(Excerpt from a dataset)
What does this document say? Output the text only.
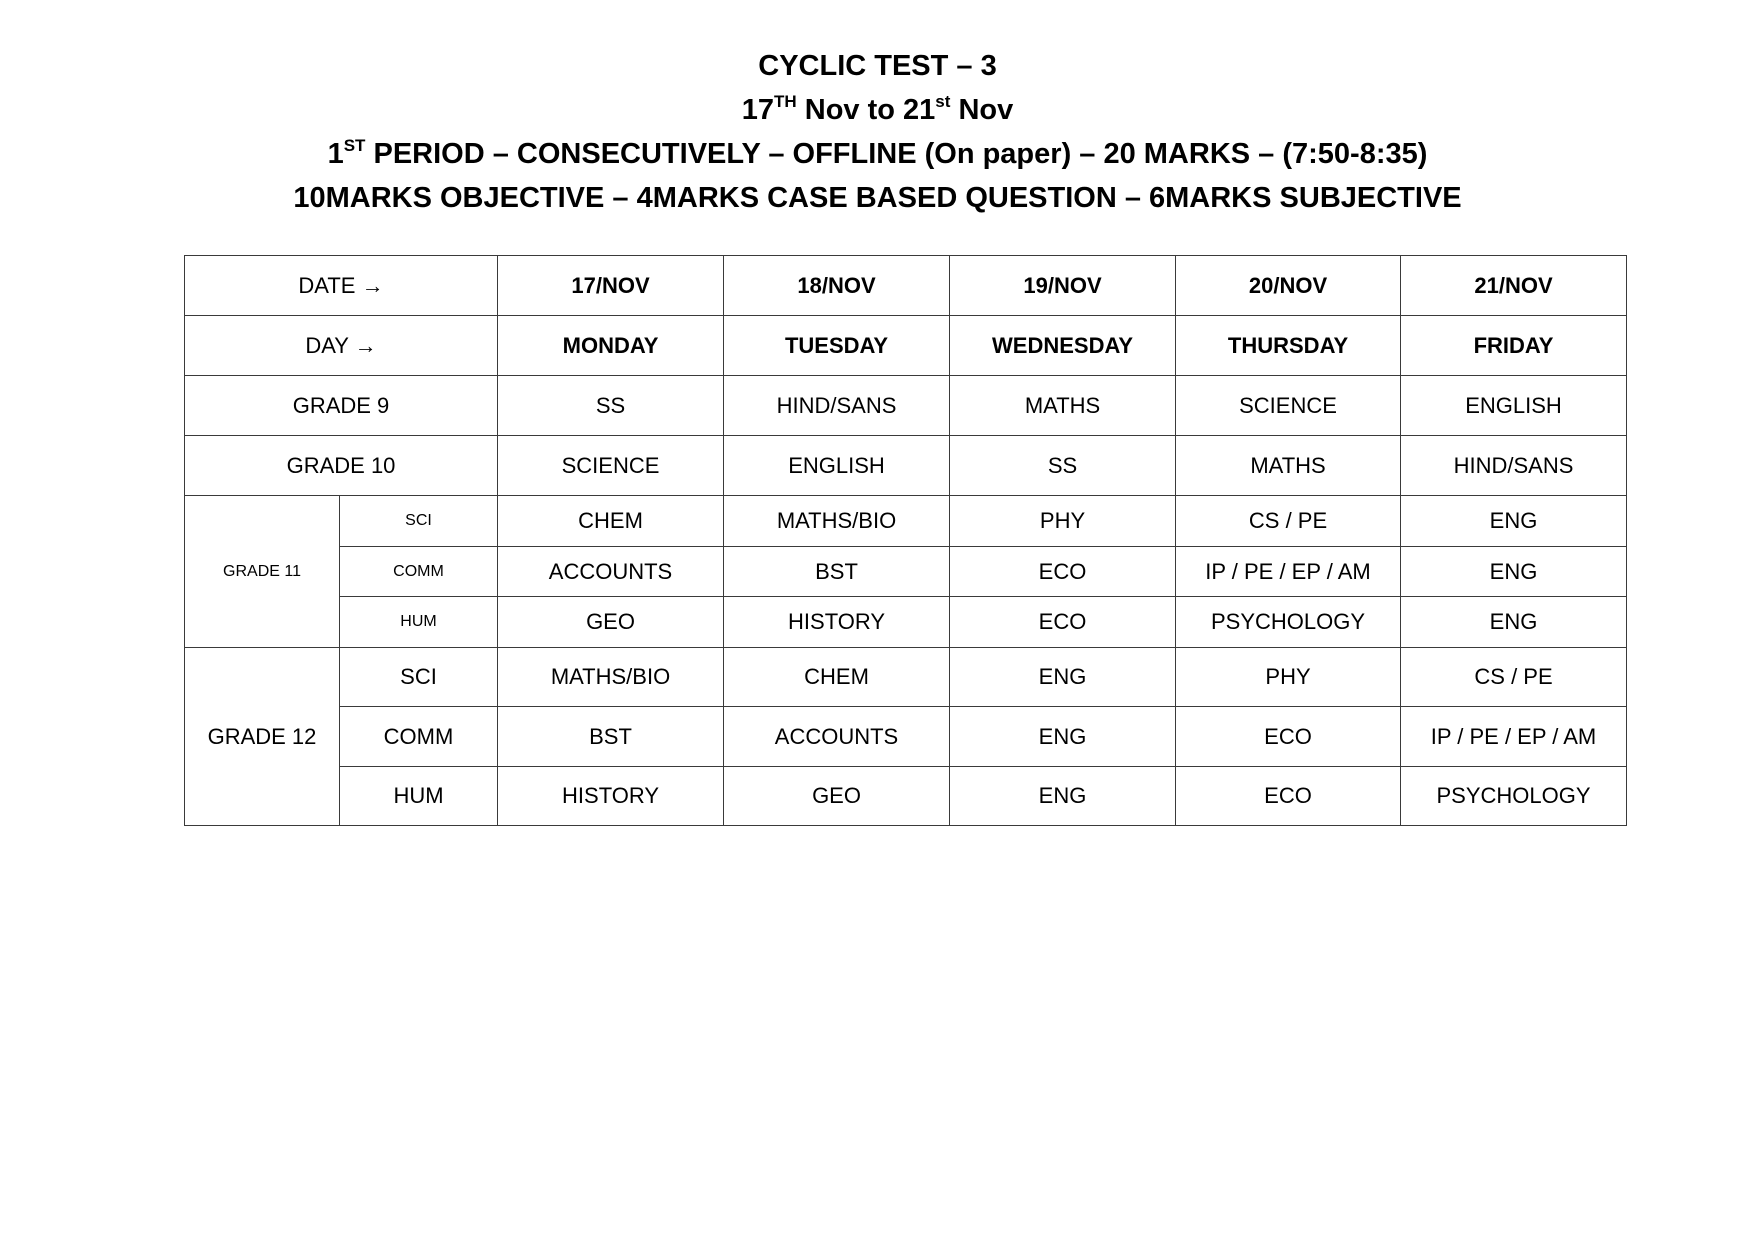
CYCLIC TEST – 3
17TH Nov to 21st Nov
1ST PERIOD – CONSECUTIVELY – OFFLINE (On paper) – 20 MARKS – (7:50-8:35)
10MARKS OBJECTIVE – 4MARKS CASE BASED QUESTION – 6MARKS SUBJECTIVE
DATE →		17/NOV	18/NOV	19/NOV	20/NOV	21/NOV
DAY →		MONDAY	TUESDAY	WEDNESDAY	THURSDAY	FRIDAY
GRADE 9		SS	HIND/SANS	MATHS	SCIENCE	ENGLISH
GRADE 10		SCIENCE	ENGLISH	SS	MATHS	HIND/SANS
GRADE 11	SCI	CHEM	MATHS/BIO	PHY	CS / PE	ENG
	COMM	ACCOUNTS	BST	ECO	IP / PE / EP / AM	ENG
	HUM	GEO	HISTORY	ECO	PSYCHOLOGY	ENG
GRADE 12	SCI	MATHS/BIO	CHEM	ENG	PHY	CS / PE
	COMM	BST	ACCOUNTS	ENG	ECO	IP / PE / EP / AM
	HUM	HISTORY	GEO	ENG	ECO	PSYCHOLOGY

## WORK TO COMPLETE
Which lines above contain "HIND"? Show each of them.

## OUTPUT FOR THIS EXERCISE
GRADE 9		SS	HIND/SANS	MATHS	SCIENCE	ENGLISH
GRADE 10		SCIENCE	ENGLISH	SS	MATHS	HIND/SANS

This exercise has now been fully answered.